Given request =
Locate the string "values" in the records below. Copy every line where it occurs.

Exercise data =
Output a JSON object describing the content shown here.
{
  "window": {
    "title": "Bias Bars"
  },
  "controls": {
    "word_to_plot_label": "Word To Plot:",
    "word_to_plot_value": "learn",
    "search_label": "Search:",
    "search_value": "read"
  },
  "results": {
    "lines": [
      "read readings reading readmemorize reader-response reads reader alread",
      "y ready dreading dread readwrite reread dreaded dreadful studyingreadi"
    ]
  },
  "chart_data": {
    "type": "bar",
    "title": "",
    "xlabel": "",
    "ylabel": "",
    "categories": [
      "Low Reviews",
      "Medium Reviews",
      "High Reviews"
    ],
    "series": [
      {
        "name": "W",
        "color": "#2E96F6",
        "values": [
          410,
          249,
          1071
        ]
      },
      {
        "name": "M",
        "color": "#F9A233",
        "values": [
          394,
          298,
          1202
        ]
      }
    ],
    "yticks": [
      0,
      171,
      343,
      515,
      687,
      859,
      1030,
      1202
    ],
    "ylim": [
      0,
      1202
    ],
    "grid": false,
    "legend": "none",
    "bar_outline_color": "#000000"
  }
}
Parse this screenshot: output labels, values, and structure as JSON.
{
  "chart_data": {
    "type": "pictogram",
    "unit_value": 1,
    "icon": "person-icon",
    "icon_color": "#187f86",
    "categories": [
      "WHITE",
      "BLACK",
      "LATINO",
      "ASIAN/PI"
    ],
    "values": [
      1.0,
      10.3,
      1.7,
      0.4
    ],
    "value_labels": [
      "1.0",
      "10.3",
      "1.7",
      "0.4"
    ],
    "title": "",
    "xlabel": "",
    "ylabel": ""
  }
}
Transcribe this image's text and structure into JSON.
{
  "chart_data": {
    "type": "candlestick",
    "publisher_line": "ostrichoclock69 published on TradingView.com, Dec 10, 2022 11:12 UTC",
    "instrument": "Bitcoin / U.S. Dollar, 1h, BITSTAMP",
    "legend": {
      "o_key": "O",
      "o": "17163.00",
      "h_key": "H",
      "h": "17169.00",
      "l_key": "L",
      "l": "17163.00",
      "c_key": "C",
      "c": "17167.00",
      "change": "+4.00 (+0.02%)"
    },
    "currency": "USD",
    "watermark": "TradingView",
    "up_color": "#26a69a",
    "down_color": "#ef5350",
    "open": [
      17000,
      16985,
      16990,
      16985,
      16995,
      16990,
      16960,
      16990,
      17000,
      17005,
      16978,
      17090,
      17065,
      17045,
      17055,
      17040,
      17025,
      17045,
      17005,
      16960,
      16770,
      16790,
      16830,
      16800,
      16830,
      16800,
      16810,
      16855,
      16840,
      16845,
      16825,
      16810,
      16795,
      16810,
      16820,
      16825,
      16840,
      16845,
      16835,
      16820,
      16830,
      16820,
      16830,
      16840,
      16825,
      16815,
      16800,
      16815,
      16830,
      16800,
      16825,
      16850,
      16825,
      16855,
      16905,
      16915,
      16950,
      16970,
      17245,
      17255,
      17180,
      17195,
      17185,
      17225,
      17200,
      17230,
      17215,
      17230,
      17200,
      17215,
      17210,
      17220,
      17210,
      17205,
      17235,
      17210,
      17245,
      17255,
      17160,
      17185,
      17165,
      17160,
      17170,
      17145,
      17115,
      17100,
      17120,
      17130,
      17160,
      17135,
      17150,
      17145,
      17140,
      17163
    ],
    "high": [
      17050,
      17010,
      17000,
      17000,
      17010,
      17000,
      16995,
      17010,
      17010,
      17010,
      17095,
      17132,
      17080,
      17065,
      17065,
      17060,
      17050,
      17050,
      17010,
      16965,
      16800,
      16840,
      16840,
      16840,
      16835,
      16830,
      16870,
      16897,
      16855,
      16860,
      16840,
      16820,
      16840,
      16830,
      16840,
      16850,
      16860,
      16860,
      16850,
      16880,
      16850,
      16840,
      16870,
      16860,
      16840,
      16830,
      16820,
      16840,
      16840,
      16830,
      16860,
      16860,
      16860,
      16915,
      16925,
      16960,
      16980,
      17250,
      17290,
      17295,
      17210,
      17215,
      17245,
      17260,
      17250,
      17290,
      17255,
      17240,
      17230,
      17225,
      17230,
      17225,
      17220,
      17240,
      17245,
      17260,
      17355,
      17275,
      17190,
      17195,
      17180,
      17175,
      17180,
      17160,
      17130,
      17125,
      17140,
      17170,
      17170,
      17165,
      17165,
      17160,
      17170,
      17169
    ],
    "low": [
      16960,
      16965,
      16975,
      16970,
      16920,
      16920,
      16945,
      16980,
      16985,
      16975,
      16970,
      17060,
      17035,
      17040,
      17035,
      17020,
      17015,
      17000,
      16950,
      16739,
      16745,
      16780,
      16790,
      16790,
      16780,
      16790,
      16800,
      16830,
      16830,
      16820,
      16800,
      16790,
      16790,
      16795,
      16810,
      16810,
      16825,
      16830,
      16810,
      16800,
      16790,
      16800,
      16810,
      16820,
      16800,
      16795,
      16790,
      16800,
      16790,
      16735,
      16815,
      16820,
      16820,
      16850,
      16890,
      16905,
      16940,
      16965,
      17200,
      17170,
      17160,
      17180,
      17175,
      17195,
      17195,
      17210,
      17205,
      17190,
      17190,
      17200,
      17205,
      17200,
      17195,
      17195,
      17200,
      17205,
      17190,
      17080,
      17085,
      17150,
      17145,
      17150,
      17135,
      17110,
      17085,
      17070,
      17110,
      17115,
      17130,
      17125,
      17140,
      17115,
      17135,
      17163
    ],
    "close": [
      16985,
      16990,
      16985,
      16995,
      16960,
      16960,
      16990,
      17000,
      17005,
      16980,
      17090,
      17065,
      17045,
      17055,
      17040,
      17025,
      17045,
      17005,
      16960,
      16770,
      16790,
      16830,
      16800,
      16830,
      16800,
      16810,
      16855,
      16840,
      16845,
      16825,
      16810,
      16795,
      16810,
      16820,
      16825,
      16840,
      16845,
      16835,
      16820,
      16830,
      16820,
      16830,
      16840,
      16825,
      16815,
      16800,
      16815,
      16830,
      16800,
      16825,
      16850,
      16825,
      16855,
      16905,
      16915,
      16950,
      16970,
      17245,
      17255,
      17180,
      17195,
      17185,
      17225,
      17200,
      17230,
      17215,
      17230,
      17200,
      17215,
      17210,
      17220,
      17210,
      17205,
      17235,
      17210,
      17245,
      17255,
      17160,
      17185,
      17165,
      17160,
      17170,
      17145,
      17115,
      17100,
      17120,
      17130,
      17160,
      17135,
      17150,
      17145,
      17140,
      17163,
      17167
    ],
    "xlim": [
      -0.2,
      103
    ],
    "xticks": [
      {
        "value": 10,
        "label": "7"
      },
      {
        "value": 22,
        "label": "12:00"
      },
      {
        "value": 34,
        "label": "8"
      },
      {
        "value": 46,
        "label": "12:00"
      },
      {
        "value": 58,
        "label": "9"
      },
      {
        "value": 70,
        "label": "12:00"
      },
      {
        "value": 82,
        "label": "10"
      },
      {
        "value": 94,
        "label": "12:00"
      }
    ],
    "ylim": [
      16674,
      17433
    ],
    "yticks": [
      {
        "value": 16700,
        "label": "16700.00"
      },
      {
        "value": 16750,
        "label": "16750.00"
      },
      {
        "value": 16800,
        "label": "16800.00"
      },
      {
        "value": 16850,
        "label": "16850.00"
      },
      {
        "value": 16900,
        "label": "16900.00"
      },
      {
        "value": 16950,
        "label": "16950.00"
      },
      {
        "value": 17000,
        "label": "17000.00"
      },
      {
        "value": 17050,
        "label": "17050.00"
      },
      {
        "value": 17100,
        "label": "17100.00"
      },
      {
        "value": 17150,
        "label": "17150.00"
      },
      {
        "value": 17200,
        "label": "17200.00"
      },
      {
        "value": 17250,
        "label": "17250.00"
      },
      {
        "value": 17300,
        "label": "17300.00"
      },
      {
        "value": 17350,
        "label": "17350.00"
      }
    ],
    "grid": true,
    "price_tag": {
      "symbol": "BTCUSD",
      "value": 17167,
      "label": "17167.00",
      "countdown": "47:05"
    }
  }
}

The response =
        "values": [
        "values": [
Parse this screenshot: output labels, values, and structure as JSON.
    "values": [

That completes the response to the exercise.